To do — Give the rows from the line with "Give bounding boxes" up to and including the line with "tray-component-chip <box>816 210" as a numbered list, with blank lines left out.

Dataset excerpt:
## START

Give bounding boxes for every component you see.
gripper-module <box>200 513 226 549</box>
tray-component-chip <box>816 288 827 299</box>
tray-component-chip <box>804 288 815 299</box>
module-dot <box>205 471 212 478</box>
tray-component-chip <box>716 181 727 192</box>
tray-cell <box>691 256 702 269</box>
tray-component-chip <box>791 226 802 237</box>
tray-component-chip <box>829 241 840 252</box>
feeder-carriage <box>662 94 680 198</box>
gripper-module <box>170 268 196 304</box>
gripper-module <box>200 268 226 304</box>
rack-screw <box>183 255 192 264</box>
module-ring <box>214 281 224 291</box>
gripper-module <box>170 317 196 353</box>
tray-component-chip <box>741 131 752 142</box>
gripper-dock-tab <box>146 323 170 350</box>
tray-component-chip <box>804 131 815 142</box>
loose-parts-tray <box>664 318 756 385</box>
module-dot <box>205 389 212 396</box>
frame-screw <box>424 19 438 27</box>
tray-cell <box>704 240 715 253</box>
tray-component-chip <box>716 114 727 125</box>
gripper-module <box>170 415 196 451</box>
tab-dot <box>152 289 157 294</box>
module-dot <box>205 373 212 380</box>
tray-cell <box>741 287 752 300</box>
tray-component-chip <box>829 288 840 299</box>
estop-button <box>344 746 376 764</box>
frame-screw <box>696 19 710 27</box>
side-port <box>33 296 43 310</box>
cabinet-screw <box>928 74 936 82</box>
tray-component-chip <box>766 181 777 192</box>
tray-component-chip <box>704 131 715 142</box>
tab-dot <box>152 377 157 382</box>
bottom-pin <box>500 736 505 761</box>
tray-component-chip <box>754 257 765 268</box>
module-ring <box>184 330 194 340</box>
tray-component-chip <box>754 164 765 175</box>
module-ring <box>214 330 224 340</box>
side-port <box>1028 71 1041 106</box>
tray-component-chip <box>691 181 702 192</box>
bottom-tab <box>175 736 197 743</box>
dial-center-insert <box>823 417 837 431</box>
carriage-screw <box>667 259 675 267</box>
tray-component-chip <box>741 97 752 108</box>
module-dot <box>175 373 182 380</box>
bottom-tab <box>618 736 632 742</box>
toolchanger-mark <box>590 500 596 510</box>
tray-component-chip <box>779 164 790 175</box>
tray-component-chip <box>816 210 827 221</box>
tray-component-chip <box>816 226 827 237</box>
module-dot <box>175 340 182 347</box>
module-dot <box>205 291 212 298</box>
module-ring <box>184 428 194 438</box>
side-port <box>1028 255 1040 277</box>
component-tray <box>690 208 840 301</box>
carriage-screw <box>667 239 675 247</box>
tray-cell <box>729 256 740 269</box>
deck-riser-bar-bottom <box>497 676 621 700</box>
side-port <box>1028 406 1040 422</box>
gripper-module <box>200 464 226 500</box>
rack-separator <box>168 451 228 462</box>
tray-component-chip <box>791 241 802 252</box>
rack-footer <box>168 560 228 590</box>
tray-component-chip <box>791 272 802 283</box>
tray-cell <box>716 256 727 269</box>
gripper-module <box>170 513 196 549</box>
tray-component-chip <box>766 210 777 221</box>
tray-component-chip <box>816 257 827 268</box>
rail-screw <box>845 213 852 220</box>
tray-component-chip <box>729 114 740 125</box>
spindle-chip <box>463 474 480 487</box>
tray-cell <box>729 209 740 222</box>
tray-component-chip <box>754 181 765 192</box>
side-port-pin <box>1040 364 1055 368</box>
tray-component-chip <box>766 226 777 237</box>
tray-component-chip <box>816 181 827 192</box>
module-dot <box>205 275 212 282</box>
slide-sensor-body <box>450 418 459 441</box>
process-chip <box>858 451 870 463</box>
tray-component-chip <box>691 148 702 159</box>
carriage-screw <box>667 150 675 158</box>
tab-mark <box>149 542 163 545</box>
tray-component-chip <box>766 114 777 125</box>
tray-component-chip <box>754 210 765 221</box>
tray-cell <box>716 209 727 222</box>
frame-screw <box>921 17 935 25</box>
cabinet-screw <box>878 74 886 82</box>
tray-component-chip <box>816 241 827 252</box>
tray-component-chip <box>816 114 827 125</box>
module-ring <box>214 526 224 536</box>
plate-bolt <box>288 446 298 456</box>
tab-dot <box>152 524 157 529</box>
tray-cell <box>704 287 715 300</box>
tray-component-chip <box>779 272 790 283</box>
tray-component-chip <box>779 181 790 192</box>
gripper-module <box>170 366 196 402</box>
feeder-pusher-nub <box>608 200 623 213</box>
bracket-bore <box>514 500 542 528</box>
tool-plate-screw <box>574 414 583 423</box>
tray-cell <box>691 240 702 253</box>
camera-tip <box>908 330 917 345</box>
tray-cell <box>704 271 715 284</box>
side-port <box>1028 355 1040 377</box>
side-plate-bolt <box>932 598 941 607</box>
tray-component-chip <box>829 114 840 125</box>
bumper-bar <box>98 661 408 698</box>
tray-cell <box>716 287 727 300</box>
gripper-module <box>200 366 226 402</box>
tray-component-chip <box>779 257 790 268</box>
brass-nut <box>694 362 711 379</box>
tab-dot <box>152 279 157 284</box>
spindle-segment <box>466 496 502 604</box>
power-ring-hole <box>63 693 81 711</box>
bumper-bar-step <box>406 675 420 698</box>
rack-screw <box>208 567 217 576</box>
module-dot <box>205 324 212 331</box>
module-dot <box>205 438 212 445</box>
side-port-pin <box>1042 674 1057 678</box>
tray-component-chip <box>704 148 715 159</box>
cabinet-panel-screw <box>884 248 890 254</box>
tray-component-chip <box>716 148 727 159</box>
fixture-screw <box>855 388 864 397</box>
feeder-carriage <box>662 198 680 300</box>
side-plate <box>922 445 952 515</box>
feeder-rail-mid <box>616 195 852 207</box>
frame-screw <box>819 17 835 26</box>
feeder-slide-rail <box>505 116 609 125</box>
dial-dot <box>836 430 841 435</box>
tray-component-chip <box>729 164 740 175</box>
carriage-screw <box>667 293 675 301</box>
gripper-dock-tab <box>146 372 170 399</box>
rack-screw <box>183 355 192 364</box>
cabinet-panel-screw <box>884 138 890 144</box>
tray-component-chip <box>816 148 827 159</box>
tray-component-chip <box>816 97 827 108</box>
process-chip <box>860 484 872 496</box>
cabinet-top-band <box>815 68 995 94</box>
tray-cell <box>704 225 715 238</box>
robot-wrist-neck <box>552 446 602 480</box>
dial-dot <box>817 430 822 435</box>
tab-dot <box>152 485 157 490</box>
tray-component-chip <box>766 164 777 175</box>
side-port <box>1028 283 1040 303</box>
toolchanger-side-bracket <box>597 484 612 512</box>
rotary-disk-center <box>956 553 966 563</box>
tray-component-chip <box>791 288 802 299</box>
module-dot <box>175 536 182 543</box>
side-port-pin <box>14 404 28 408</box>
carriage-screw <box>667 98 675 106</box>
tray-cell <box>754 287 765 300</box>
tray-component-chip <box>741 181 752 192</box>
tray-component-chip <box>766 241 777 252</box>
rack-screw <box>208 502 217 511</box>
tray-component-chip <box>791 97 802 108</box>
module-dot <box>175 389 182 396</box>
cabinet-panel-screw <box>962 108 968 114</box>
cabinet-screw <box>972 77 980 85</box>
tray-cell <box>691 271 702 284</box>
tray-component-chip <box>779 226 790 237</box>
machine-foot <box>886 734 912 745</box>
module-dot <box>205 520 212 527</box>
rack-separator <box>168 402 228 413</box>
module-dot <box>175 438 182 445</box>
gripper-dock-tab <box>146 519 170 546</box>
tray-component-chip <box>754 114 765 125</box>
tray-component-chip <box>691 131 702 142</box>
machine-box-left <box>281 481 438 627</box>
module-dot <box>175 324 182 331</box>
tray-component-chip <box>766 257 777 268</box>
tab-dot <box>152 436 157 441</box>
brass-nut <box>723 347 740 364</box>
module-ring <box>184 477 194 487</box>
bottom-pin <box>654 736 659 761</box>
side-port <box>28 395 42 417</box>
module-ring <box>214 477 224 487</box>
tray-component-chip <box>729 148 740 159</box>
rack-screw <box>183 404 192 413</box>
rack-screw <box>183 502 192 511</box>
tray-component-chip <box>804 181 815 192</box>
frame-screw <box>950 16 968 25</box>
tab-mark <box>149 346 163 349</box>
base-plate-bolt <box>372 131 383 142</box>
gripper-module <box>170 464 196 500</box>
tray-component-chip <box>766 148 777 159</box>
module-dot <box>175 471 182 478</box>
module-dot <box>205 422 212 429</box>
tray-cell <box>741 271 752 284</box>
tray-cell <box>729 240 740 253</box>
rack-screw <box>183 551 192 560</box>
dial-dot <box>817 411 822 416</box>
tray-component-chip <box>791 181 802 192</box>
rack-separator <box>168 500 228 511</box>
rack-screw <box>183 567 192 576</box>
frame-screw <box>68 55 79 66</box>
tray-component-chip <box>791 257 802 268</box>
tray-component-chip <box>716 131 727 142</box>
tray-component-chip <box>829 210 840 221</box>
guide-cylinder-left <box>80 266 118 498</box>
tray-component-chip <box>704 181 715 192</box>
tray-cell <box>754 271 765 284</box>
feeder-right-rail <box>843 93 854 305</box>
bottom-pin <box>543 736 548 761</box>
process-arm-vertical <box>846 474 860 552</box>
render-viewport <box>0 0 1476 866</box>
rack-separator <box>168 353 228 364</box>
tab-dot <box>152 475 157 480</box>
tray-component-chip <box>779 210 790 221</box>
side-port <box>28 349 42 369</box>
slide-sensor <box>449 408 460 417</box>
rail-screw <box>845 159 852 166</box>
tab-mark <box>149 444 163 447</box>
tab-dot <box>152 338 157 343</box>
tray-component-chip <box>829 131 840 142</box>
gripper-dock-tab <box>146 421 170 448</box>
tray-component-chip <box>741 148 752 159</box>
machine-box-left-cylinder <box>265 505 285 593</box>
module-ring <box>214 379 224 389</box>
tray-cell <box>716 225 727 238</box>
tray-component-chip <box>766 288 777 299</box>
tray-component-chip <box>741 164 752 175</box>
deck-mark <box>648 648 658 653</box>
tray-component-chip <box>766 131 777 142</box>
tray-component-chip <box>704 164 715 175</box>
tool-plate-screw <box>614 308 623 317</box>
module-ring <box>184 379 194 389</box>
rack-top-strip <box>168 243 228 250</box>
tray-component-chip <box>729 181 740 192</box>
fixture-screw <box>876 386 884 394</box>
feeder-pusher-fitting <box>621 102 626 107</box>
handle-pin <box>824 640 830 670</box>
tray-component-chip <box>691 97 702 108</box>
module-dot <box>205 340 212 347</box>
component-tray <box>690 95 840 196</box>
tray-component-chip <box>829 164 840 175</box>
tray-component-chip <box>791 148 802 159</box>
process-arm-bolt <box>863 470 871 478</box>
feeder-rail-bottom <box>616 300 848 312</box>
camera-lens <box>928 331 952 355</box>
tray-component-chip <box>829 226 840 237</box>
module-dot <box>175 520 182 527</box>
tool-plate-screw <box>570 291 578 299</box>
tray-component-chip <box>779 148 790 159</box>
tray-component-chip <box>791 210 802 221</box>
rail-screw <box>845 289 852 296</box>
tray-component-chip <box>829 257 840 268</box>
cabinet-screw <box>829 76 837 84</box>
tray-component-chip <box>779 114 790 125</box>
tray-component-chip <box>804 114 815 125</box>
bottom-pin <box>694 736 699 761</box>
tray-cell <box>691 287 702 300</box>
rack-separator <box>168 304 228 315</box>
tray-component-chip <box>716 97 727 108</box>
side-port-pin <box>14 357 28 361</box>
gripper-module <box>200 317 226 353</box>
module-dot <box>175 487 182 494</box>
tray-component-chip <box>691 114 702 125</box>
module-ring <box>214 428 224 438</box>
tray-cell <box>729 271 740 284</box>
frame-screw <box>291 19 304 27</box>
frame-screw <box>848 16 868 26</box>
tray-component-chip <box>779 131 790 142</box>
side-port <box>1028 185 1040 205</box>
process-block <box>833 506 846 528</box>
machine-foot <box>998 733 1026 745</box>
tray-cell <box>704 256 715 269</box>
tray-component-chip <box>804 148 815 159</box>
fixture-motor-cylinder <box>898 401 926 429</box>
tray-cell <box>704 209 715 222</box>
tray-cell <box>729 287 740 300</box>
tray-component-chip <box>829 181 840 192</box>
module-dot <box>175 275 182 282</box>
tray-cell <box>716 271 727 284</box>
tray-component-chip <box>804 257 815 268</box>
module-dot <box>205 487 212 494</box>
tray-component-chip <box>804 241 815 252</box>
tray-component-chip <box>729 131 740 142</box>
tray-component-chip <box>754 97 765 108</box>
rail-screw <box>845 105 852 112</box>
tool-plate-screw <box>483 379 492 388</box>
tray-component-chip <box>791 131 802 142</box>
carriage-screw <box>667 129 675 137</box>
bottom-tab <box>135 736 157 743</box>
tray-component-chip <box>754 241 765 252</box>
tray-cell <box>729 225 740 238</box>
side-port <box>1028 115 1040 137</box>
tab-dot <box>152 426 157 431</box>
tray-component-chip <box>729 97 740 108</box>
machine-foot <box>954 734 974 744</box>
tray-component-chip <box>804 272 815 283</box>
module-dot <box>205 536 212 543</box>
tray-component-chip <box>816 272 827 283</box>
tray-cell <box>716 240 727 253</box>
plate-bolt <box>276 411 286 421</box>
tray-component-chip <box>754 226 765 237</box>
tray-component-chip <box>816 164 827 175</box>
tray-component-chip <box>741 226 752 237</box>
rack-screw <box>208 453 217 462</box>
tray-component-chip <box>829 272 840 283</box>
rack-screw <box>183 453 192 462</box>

## END
## START

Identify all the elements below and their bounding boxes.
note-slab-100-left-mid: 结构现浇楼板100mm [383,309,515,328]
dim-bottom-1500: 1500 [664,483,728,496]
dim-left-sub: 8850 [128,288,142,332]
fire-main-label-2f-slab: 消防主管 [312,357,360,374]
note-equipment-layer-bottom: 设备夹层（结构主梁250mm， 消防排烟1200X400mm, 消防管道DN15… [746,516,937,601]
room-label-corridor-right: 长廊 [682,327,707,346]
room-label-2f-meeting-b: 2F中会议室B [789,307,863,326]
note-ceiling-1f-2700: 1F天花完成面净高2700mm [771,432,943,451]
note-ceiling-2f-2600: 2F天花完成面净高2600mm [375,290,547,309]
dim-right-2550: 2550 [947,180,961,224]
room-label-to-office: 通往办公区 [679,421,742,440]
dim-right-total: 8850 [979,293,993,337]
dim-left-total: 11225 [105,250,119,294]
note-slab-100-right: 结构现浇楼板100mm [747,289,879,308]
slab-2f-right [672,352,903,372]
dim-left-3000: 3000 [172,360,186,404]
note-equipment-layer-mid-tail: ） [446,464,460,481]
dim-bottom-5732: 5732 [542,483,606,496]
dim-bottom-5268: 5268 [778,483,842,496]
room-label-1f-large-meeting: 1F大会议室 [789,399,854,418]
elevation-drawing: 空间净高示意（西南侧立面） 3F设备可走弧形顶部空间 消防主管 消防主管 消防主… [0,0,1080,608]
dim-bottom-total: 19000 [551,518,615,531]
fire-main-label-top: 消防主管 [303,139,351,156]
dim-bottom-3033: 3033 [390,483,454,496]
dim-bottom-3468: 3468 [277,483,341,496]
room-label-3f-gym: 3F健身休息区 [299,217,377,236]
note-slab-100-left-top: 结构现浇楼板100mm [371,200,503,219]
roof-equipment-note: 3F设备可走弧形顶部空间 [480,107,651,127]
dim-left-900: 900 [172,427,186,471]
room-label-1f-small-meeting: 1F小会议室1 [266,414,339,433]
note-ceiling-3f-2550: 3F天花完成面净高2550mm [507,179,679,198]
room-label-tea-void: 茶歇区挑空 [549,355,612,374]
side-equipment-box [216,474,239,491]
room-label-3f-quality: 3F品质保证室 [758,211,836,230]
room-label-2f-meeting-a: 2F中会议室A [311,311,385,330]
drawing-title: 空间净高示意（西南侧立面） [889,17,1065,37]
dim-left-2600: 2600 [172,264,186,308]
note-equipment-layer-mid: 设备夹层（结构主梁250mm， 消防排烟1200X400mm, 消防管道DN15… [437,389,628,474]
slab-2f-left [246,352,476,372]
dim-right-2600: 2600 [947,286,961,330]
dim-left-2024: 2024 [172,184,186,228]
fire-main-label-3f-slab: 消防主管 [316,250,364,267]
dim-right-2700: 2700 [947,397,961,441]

## END

Answer for this exercise —
1. Give bounding boxes for every component you see.
2. gripper-module <box>200 513 226 549</box>
3. tray-component-chip <box>816 288 827 299</box>
4. tray-component-chip <box>804 288 815 299</box>
5. module-dot <box>205 471 212 478</box>
6. tray-component-chip <box>716 181 727 192</box>
7. tray-cell <box>691 256 702 269</box>
8. tray-component-chip <box>791 226 802 237</box>
9. tray-component-chip <box>829 241 840 252</box>
10. feeder-carriage <box>662 94 680 198</box>
11. gripper-module <box>170 268 196 304</box>
12. gripper-module <box>200 268 226 304</box>
13. rack-screw <box>183 255 192 264</box>
14. module-ring <box>214 281 224 291</box>
15. gripper-module <box>170 317 196 353</box>
16. tray-component-chip <box>741 131 752 142</box>
17. gripper-dock-tab <box>146 323 170 350</box>
18. tray-component-chip <box>804 131 815 142</box>
19. loose-parts-tray <box>664 318 756 385</box>
20. module-dot <box>205 389 212 396</box>
21. frame-screw <box>424 19 438 27</box>
22. tray-cell <box>704 240 715 253</box>
23. tray-component-chip <box>716 114 727 125</box>
24. gripper-module <box>170 415 196 451</box>
25. tab-dot <box>152 289 157 294</box>
26. module-dot <box>205 373 212 380</box>
27. tray-cell <box>741 287 752 300</box>
28. tray-component-chip <box>829 288 840 299</box>
29. estop-button <box>344 746 376 764</box>
30. frame-screw <box>696 19 710 27</box>
31. side-port <box>33 296 43 310</box>
32. cabinet-screw <box>928 74 936 82</box>
33. tray-component-chip <box>766 181 777 192</box>
34. tray-component-chip <box>704 131 715 142</box>
35. tab-dot <box>152 377 157 382</box>
36. bottom-pin <box>500 736 505 761</box>
37. tray-component-chip <box>754 257 765 268</box>
38. module-ring <box>184 330 194 340</box>
39. tray-component-chip <box>754 164 765 175</box>
40. module-ring <box>214 330 224 340</box>
41. side-port <box>1028 71 1041 106</box>
42. tray-component-chip <box>691 181 702 192</box>
43. bottom-tab <box>175 736 197 743</box>
44. dial-center-insert <box>823 417 837 431</box>
45. carriage-screw <box>667 259 675 267</box>
46. tray-component-chip <box>741 97 752 108</box>
47. module-dot <box>175 373 182 380</box>
48. bottom-tab <box>618 736 632 742</box>
49. toolchanger-mark <box>590 500 596 510</box>
50. tray-component-chip <box>779 164 790 175</box>
51. tray-component-chip <box>816 210 827 221</box>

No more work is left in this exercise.